Collect each line of the entries that holds the string "Bengal".

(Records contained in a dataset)
— Begin —
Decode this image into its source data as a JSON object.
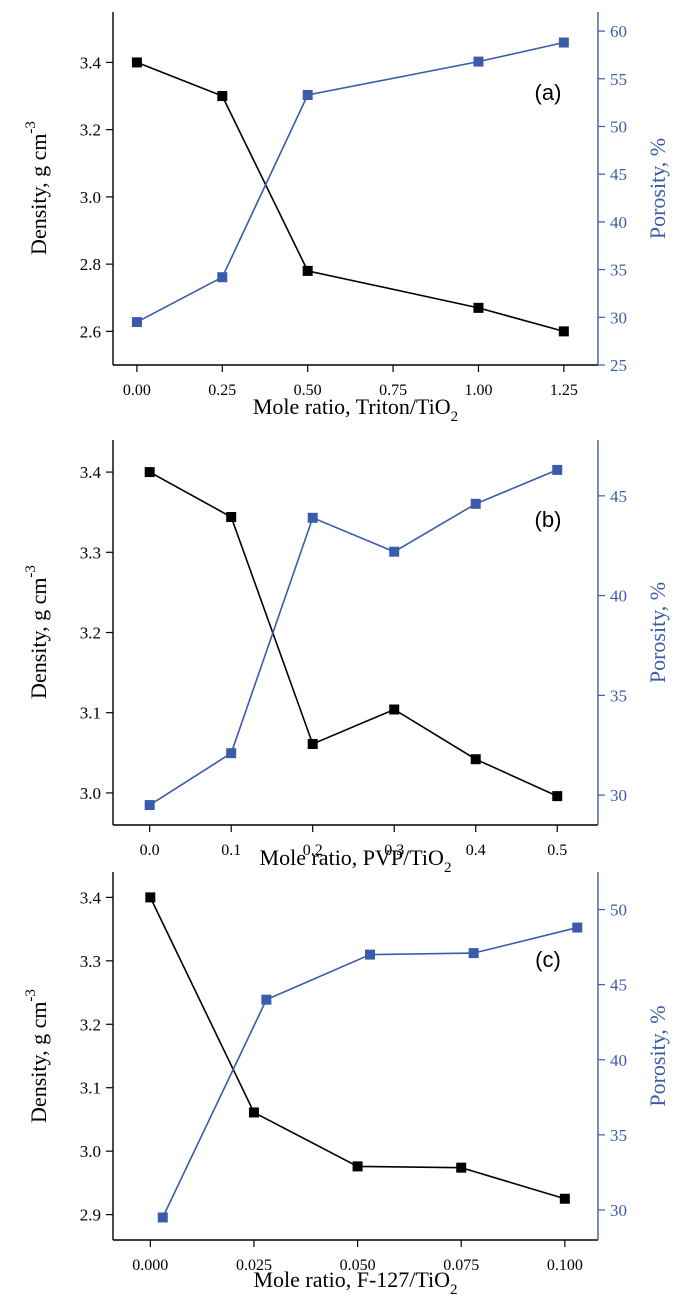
{
  "chart_data": [
    {
      "type": "line",
      "panel_label": "(a)",
      "xlabel": "Mole  ratio, Triton/TiO",
      "xlabel_sub": "2",
      "ylabel": "Density, g cm",
      "ylabel_sup": "-3",
      "y2label": "Porosity, %",
      "x": [
        0.0,
        0.25,
        0.5,
        1.0,
        1.25
      ],
      "xlim": [
        -0.07,
        1.35
      ],
      "xticks": [
        0.0,
        0.25,
        0.5,
        0.75,
        1.0,
        1.25
      ],
      "xtick_labels": [
        "0.00",
        "0.25",
        "0.50",
        "0.75",
        "1.00",
        "1.25"
      ],
      "ylim": [
        2.5,
        3.55
      ],
      "yticks": [
        2.6,
        2.8,
        3.0,
        3.2,
        3.4
      ],
      "ytick_labels": [
        "2.6",
        "2.8",
        "3.0",
        "3.2",
        "3.4"
      ],
      "y2lim": [
        25,
        62
      ],
      "y2ticks": [
        25,
        30,
        35,
        40,
        45,
        50,
        55,
        60
      ],
      "y2tick_labels": [
        "25",
        "30",
        "35",
        "40",
        "45",
        "50",
        "55",
        "60"
      ],
      "series": [
        {
          "axis": "left",
          "color": "#000000",
          "values": [
            3.4,
            3.3,
            2.78,
            2.67,
            2.6
          ]
        },
        {
          "axis": "right",
          "color": "#3a5cab",
          "values": [
            29.5,
            34.2,
            53.3,
            56.8,
            58.8
          ]
        }
      ],
      "grid": false
    },
    {
      "type": "line",
      "panel_label": "(b)",
      "xlabel": "Mole  ratio, PVP/TiO",
      "xlabel_sub": "2",
      "ylabel": "Density, g cm",
      "ylabel_sup": "-3",
      "y2label": "Porosity, %",
      "x": [
        0.0,
        0.1,
        0.2,
        0.3,
        0.4,
        0.5
      ],
      "xlim": [
        -0.045,
        0.55
      ],
      "xticks": [
        0.0,
        0.1,
        0.2,
        0.3,
        0.4,
        0.5
      ],
      "xtick_labels": [
        "0.0",
        "0.1",
        "0.2",
        "0.3",
        "0.4",
        "0.5"
      ],
      "ylim": [
        2.96,
        3.44
      ],
      "yticks": [
        3.0,
        3.1,
        3.2,
        3.3,
        3.4
      ],
      "ytick_labels": [
        "3.0",
        "3.1",
        "3.2",
        "3.3",
        "3.4"
      ],
      "y2lim": [
        28.5,
        47.8
      ],
      "y2ticks": [
        30,
        35,
        40,
        45
      ],
      "y2tick_labels": [
        "30",
        "35",
        "40",
        "45"
      ],
      "series": [
        {
          "axis": "left",
          "color": "#000000",
          "values": [
            3.4,
            3.344,
            3.061,
            3.104,
            3.042,
            2.996
          ]
        },
        {
          "axis": "right",
          "color": "#3a5cab",
          "values": [
            29.5,
            32.1,
            43.9,
            42.2,
            44.6,
            46.3
          ]
        }
      ],
      "grid": false
    },
    {
      "type": "line",
      "panel_label": "(c)",
      "xlabel": "Mole  ratio, F-127/TiO",
      "xlabel_sub": "2",
      "ylabel": "Density, g cm",
      "ylabel_sup": "-3",
      "y2label": "Porosity, %",
      "x": [
        0.0,
        0.025,
        0.05,
        0.075,
        0.1
      ],
      "x2": [
        0.003,
        0.028,
        0.053,
        0.078,
        0.103
      ],
      "xlim": [
        -0.009,
        0.108
      ],
      "xticks": [
        0.0,
        0.025,
        0.05,
        0.075,
        0.1
      ],
      "xtick_labels": [
        "0.000",
        "0.025",
        "0.050",
        "0.075",
        "0.100"
      ],
      "ylim": [
        2.86,
        3.44
      ],
      "yticks": [
        2.9,
        3.0,
        3.1,
        3.2,
        3.3,
        3.4
      ],
      "ytick_labels": [
        "2.9",
        "3.0",
        "3.1",
        "3.2",
        "3.3",
        "3.4"
      ],
      "y2lim": [
        28,
        52.5
      ],
      "y2ticks": [
        30,
        35,
        40,
        45,
        50
      ],
      "y2tick_labels": [
        "30",
        "35",
        "40",
        "45",
        "50"
      ],
      "series": [
        {
          "axis": "left",
          "color": "#000000",
          "values": [
            3.4,
            3.061,
            2.976,
            2.974,
            2.925
          ]
        },
        {
          "axis": "right",
          "color": "#3a5cab",
          "values": [
            29.5,
            44.0,
            47.0,
            47.1,
            48.8
          ]
        }
      ],
      "grid": false
    }
  ]
}
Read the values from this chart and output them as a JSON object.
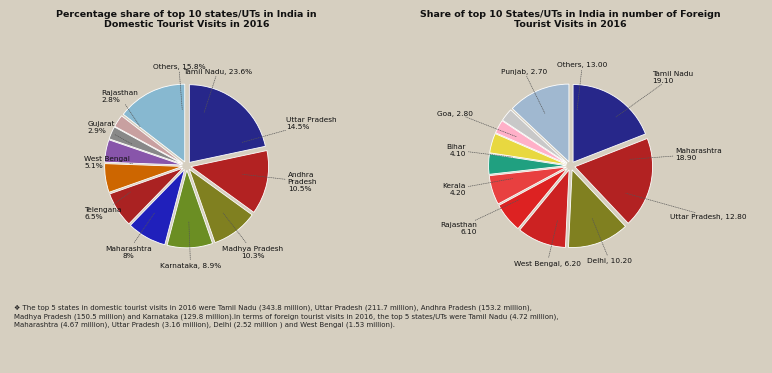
{
  "bg_color": "#d6cfc0",
  "title1": "Percentage share of top 10 states/UTs in India in\nDomestic Tourist Visits in 2016",
  "title2": "Share of top 10 States/UTs in India in number of Foreign\nTourist Visits in 2016",
  "footnote": "❖ The top 5 states in domestic tourist visits in 2016 were Tamil Nadu (343.8 million), Uttar Pradesh (211.7 million), Andhra Pradesh (153.2 million),\nMadhya Pradesh (150.5 million) and Karnataka (129.8 million).In terms of foreign tourist visits in 2016, the top 5 states/UTs were Tamil Nadu (4.72 million),\nMaharashtra (4.67 million), Uttar Pradesh (3.16 million), Delhi (2.52 million ) and West Bengal (1.53 million).",
  "pie1_values": [
    23.6,
    14.5,
    10.5,
    10.3,
    8.9,
    8.0,
    6.5,
    5.1,
    2.9,
    2.8,
    15.8
  ],
  "pie1_colors": [
    "#27278a",
    "#b22222",
    "#808020",
    "#6b8e23",
    "#2020bb",
    "#aa2222",
    "#cd6600",
    "#8855aa",
    "#888888",
    "#c8a0a0",
    "#87b8d0"
  ],
  "pie1_startangle": 90,
  "pie1_label_data": [
    [
      "Tamil Nadu, 23.6%",
      0.4,
      1.22,
      "center"
    ],
    [
      "Uttar Pradesh\n14.5%",
      1.28,
      0.55,
      "left"
    ],
    [
      "Andhra\nPradesh\n10.5%",
      1.3,
      -0.2,
      "left"
    ],
    [
      "Madhya Pradesh\n10.3%",
      0.85,
      -1.1,
      "center"
    ],
    [
      "Karnataka, 8.9%",
      0.05,
      -1.28,
      "center"
    ],
    [
      "Maharashtra\n8%",
      -0.75,
      -1.1,
      "center"
    ],
    [
      "Telengana\n6.5%",
      -1.32,
      -0.6,
      "left"
    ],
    [
      "West Bengal\n5.1%",
      -1.32,
      0.05,
      "left"
    ],
    [
      "Gujarat\n2.9%",
      -1.28,
      0.5,
      "left"
    ],
    [
      "Rajasthan\n2.8%",
      -1.1,
      0.9,
      "left"
    ],
    [
      "Others, 15.8%",
      -0.1,
      1.28,
      "center"
    ]
  ],
  "pie2_values": [
    19.1,
    18.9,
    12.8,
    10.2,
    6.2,
    6.1,
    4.2,
    4.1,
    2.8,
    2.7,
    13.0
  ],
  "pie2_colors": [
    "#27278a",
    "#b22222",
    "#808020",
    "#cc2222",
    "#dd2222",
    "#e84040",
    "#20a080",
    "#e8d840",
    "#ffb0c8",
    "#c8c8c8",
    "#a0b8d0"
  ],
  "pie2_startangle": 90,
  "pie2_label_data": [
    [
      "Tamil Nadu\n19.10",
      1.05,
      1.15,
      "left"
    ],
    [
      "Maharashtra\n18.90",
      1.35,
      0.15,
      "left"
    ],
    [
      "Uttar Pradesh, 12.80",
      1.28,
      -0.65,
      "left"
    ],
    [
      "Delhi, 10.20",
      0.5,
      -1.22,
      "center"
    ],
    [
      "West Bengal, 6.20",
      -0.3,
      -1.25,
      "center"
    ],
    [
      "Rajasthan\n6.10",
      -1.2,
      -0.8,
      "right"
    ],
    [
      "Kerala\n4.20",
      -1.35,
      -0.3,
      "right"
    ],
    [
      "Bihar\n4.10",
      -1.35,
      0.2,
      "right"
    ],
    [
      "Goa, 2.80",
      -1.25,
      0.68,
      "right"
    ],
    [
      "Punjab, 2.70",
      -0.6,
      1.22,
      "center"
    ],
    [
      "Others, 13.00",
      0.15,
      1.3,
      "center"
    ]
  ]
}
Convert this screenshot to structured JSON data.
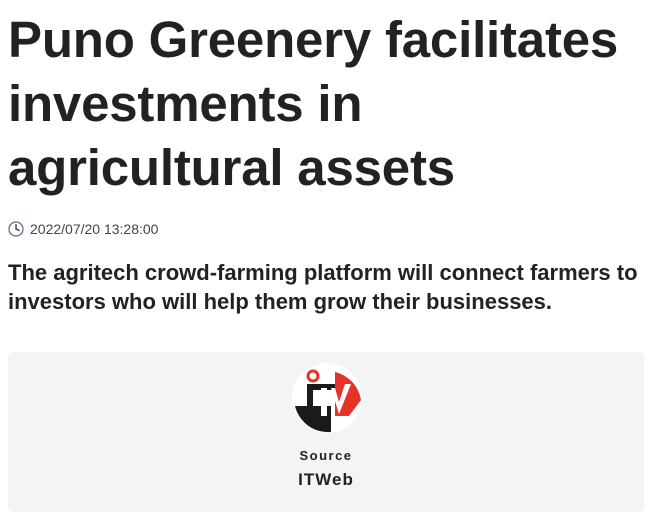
{
  "article": {
    "title": "Puno Greenery facilitates investments in agricultural assets",
    "timestamp": "2022/07/20 13:28:00",
    "summary": "The agritech crowd-farming platform will connect farmers to investors who will help them grow their businesses."
  },
  "source": {
    "label": "Source",
    "name": "ITWeb",
    "logo_text": "iTWeb",
    "logo_colors": {
      "ring": "#e63329",
      "dark": "#1a1a1a"
    }
  },
  "icons": {
    "timestamp": "clock-icon"
  }
}
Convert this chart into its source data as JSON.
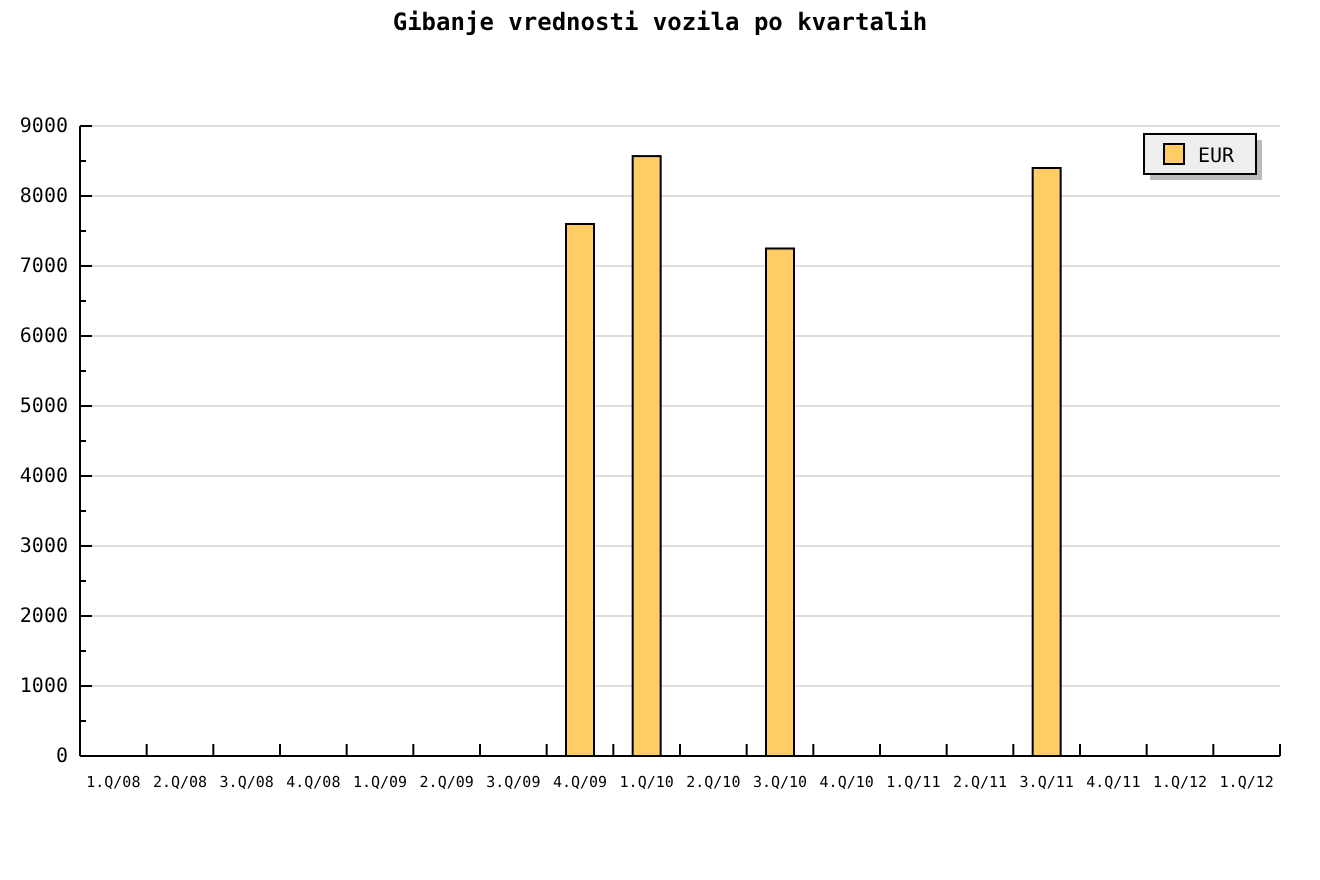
{
  "chart_data": {
    "type": "bar",
    "title": "Gibanje vrednosti vozila po kvartalih",
    "categories": [
      "1.Q/08",
      "2.Q/08",
      "3.Q/08",
      "4.Q/08",
      "1.Q/09",
      "2.Q/09",
      "3.Q/09",
      "4.Q/09",
      "1.Q/10",
      "2.Q/10",
      "3.Q/10",
      "4.Q/10",
      "1.Q/11",
      "2.Q/11",
      "3.Q/11",
      "4.Q/11",
      "1.Q/12",
      "1.Q/12"
    ],
    "series": [
      {
        "name": "EUR",
        "color": "#ffcc66",
        "values": [
          0,
          0,
          0,
          0,
          0,
          0,
          0,
          7600,
          8570,
          0,
          7250,
          0,
          0,
          0,
          8400,
          0,
          0,
          0
        ]
      }
    ],
    "ylim": [
      0,
      9000
    ],
    "yticks": [
      0,
      1000,
      2000,
      3000,
      4000,
      5000,
      6000,
      7000,
      8000,
      9000
    ],
    "grid": "y",
    "legend": "top right"
  }
}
— End —
SOLUTION TO THE EXERCISE:
  "footnote": "❖ The top 5 states in domestic tourist visits in 2016 were Tamil Nadu (343.8 million), Uttar Pradesh (211.7 million), Andhra Pradesh (153.2 million),\nMadhya Pradesh (150.5 million) and Karnataka (129.8 million).In terms of foreign tourist visits in 2016, the top 5 states/UTs were Tamil Nadu (4.72 million),\nMaharashtra (4.67 million), Uttar Pradesh (3.16 million), Delhi (2.52 million ) and West Bengal (1.53 million).",
      "West Bengal\n5.1%",
      "West Bengal, 6.20",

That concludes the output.